> **Exercise brief**
Locate the word "machined" in the entries below, then gather every line that holds it.

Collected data
## begin
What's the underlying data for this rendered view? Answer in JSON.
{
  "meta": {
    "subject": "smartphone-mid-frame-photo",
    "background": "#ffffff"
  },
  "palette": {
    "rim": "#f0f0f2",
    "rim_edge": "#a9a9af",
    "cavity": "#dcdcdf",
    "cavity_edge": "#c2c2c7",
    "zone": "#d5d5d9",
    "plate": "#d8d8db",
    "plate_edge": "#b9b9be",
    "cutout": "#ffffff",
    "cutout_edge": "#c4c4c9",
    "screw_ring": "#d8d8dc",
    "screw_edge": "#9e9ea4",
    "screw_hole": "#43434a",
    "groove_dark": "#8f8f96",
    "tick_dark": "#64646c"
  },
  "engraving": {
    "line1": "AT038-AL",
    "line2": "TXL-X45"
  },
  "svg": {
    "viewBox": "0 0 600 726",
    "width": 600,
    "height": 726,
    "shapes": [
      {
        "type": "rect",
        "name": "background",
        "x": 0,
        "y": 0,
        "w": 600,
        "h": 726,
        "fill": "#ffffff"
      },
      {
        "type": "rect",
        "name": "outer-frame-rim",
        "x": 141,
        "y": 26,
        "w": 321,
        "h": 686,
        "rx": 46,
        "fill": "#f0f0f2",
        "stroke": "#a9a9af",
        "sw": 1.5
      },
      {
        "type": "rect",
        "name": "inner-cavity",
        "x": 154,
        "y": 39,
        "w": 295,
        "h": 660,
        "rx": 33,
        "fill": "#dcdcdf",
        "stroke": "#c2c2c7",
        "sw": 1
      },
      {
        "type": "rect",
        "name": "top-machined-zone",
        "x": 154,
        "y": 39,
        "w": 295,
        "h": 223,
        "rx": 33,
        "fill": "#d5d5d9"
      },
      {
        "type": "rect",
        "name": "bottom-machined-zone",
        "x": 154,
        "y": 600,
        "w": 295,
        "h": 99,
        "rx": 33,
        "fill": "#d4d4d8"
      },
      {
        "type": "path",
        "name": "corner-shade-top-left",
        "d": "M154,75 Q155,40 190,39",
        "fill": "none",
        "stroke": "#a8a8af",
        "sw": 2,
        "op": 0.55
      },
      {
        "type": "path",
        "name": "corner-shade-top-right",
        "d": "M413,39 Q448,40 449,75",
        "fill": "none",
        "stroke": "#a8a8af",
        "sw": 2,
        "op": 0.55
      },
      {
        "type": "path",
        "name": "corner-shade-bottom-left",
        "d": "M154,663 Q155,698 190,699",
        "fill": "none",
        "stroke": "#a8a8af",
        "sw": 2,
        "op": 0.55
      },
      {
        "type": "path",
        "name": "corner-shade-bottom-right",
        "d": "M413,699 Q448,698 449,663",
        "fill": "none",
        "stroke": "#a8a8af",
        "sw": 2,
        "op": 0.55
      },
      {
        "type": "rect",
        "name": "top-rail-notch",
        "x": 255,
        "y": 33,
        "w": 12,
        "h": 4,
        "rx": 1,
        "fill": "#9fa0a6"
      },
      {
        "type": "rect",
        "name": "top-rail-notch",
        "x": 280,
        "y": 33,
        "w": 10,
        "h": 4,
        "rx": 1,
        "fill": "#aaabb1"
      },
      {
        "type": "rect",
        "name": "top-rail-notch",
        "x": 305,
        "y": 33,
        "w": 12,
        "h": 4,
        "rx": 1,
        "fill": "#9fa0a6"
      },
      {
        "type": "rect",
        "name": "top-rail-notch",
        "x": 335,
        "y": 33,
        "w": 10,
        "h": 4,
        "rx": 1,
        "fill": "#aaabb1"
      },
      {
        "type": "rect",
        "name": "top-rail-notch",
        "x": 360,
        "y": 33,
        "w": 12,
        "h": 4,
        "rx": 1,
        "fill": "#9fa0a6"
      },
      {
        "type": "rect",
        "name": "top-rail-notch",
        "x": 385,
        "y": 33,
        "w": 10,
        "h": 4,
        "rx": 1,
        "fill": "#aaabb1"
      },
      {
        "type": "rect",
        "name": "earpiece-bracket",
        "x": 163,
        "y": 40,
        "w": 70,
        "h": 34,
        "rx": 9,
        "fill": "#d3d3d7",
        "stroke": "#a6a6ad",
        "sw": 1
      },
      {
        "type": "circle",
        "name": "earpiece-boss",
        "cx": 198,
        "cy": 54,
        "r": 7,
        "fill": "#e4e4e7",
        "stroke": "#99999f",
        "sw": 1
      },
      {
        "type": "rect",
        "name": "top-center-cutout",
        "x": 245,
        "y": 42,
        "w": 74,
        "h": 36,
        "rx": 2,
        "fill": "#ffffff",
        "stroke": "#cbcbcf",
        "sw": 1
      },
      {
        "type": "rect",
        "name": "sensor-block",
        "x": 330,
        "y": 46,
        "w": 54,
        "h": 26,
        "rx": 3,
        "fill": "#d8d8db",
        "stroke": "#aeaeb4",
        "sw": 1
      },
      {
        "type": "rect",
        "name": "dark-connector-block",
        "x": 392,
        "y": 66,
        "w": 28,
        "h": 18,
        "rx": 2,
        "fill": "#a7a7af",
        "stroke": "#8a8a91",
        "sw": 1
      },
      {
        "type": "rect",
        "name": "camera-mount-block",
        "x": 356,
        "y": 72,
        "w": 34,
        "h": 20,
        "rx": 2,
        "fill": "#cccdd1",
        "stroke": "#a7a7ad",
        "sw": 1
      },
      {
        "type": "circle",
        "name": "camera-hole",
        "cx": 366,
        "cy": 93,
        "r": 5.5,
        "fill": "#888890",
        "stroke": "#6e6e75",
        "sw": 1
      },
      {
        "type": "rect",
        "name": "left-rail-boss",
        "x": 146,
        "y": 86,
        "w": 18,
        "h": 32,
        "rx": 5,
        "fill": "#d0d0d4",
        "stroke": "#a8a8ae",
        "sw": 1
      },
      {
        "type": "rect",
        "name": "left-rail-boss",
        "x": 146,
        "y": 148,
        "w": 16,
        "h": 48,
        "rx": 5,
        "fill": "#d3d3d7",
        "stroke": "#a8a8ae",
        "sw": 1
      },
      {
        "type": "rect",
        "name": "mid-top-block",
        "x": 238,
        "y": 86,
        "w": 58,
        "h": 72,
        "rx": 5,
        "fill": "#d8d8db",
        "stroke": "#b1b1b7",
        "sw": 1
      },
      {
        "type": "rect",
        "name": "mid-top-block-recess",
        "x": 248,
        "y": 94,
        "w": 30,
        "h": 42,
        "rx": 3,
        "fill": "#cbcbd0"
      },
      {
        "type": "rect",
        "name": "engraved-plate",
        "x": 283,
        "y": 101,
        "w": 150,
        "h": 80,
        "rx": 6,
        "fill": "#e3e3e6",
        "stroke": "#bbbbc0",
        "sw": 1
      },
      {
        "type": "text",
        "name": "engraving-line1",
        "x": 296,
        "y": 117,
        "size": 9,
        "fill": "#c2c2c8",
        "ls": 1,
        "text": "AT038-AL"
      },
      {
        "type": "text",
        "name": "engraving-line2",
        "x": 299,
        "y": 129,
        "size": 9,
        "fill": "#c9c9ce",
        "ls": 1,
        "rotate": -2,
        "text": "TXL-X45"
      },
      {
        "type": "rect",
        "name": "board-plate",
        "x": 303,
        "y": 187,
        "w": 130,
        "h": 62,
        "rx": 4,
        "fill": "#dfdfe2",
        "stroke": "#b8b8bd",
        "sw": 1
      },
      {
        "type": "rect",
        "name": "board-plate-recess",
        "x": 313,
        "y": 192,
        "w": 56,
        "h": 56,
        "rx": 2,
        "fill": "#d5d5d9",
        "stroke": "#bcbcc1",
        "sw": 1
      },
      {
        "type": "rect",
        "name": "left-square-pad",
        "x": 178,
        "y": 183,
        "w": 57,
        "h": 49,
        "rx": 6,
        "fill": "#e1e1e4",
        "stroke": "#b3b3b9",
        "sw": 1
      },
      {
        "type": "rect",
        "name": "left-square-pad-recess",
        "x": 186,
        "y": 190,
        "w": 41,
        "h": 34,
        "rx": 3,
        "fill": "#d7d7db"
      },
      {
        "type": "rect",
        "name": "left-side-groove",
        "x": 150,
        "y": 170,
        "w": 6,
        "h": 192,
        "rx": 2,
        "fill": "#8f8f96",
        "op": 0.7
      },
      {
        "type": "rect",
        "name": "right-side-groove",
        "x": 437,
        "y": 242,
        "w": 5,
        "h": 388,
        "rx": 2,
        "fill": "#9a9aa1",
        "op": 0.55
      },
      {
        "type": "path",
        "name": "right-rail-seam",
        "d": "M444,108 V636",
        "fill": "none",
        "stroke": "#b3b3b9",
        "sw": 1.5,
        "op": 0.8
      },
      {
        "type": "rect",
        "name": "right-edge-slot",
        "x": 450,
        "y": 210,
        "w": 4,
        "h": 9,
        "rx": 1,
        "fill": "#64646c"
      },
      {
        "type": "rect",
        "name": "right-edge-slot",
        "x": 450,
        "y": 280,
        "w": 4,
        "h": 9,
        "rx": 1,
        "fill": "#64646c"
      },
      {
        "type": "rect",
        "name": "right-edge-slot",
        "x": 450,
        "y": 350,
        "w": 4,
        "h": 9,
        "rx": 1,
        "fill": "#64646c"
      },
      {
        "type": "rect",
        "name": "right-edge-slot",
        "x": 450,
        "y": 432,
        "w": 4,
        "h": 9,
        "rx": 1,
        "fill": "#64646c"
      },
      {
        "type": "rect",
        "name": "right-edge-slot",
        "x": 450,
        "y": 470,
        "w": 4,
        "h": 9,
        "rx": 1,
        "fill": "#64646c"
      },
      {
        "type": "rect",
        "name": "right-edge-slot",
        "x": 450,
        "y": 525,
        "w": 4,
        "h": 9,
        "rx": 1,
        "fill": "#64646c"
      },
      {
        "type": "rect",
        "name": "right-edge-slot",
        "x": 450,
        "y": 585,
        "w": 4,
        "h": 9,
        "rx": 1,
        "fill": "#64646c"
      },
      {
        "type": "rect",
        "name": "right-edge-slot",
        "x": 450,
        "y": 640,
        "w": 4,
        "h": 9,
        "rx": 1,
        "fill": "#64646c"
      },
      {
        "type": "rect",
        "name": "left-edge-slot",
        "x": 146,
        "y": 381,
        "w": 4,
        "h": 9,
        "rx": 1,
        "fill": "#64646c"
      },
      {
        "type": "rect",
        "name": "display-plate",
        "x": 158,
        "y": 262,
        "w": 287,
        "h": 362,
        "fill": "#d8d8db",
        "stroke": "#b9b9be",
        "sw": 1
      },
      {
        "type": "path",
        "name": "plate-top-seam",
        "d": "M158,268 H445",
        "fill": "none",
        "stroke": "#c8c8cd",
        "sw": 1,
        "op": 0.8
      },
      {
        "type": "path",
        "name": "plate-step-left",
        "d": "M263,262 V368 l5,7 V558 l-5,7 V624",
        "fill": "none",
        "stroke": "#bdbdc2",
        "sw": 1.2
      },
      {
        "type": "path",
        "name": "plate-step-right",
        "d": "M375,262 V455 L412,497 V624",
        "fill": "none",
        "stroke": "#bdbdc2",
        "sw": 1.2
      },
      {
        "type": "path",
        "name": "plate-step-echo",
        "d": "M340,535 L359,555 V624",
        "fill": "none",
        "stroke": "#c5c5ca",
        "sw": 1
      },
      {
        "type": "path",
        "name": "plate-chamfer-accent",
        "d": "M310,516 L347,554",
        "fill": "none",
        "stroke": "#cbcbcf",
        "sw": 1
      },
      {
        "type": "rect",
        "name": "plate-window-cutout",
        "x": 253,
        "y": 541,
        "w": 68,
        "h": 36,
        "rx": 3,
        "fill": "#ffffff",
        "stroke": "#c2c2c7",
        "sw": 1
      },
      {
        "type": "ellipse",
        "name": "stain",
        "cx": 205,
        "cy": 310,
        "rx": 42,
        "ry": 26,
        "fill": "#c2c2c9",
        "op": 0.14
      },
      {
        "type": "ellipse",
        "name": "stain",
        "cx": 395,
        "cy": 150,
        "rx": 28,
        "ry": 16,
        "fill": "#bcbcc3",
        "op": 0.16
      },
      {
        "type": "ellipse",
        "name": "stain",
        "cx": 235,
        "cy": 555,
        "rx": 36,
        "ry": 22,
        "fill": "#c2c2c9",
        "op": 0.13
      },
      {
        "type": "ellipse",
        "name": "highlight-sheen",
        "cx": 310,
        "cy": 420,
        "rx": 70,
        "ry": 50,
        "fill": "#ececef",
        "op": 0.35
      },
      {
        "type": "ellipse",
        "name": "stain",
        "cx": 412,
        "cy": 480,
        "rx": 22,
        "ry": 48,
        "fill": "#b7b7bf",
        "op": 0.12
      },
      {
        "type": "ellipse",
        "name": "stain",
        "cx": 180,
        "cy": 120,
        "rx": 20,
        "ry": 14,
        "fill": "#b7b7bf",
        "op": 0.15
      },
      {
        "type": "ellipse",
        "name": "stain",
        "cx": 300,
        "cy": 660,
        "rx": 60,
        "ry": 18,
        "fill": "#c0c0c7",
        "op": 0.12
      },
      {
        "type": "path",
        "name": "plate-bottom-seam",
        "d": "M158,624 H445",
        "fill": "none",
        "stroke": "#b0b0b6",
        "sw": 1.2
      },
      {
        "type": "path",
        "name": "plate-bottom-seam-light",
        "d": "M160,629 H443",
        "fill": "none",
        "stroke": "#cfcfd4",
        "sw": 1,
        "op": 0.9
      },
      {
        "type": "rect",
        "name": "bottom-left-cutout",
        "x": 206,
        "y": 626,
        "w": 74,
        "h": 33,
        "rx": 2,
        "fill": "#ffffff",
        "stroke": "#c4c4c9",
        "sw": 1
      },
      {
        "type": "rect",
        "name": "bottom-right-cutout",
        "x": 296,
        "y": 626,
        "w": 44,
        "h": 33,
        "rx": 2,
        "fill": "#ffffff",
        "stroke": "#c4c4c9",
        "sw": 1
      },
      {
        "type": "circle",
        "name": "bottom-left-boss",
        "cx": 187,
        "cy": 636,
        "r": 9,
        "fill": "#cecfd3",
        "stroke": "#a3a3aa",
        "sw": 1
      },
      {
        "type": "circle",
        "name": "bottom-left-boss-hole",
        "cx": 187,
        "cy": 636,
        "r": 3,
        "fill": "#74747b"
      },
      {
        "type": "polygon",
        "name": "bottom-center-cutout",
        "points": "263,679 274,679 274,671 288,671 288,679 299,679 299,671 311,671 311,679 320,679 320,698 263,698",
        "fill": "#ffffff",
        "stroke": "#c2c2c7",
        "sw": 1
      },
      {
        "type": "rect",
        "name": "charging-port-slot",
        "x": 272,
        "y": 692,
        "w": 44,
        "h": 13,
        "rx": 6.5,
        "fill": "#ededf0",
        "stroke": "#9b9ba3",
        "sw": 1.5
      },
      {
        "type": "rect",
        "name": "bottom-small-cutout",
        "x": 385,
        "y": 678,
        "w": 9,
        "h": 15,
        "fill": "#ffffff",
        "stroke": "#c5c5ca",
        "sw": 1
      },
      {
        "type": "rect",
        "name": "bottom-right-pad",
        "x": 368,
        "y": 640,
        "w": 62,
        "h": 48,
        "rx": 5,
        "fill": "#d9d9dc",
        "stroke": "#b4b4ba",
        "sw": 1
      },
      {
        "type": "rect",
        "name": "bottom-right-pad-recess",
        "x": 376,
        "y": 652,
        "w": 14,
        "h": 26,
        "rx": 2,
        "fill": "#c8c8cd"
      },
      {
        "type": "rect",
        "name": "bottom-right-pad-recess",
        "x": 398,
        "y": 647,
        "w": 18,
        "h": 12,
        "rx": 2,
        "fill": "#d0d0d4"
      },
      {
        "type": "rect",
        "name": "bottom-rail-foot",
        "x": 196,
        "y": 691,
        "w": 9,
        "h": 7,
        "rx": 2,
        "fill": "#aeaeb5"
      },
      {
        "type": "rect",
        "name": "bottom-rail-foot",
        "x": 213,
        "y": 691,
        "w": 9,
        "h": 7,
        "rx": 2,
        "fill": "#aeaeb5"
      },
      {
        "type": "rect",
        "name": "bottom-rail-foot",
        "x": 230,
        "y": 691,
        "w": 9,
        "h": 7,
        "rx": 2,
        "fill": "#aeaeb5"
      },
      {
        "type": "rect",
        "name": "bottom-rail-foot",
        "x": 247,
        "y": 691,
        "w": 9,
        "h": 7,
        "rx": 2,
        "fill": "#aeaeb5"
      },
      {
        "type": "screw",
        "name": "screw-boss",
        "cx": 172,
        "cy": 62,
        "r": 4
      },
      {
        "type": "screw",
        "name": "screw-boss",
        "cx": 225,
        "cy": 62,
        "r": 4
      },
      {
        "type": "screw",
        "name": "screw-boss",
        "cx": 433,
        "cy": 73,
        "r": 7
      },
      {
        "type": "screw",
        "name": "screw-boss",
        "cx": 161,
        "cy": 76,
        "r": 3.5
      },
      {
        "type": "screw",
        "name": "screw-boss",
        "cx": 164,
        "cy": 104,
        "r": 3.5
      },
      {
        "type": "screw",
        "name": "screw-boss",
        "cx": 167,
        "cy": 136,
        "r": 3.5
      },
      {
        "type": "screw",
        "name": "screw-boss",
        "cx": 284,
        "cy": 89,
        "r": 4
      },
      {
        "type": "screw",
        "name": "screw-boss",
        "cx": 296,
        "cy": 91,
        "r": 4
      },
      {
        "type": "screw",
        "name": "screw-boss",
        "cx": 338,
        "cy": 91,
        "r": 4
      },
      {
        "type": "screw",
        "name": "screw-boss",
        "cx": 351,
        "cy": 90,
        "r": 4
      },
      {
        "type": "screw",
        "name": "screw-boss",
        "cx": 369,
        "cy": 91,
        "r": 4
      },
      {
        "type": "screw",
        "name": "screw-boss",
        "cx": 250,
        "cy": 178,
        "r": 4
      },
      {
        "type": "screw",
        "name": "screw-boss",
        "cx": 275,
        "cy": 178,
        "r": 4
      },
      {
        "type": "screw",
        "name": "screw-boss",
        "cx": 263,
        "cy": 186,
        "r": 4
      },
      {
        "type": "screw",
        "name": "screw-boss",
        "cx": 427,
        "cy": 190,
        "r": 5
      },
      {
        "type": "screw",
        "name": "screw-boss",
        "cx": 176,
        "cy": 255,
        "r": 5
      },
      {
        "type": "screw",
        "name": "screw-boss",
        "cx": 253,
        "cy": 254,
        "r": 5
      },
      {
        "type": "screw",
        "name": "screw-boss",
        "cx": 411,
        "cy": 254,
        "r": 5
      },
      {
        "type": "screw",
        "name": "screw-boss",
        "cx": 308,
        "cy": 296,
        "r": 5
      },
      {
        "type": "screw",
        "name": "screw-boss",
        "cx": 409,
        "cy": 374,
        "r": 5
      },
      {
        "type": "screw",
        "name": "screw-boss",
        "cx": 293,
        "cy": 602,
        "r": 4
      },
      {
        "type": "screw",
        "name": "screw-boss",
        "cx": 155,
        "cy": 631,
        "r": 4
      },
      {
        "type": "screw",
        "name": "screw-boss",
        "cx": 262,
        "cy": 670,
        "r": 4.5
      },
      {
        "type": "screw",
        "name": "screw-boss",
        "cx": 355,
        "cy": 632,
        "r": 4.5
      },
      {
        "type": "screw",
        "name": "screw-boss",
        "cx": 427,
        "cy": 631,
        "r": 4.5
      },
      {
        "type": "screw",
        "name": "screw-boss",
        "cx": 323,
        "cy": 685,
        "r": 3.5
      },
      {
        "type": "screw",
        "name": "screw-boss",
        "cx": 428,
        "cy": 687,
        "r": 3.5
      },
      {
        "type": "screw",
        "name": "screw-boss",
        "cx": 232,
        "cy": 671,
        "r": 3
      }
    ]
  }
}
## end
> **In response**
        "name": "top-machined-zone",
        "name": "bottom-machined-zone",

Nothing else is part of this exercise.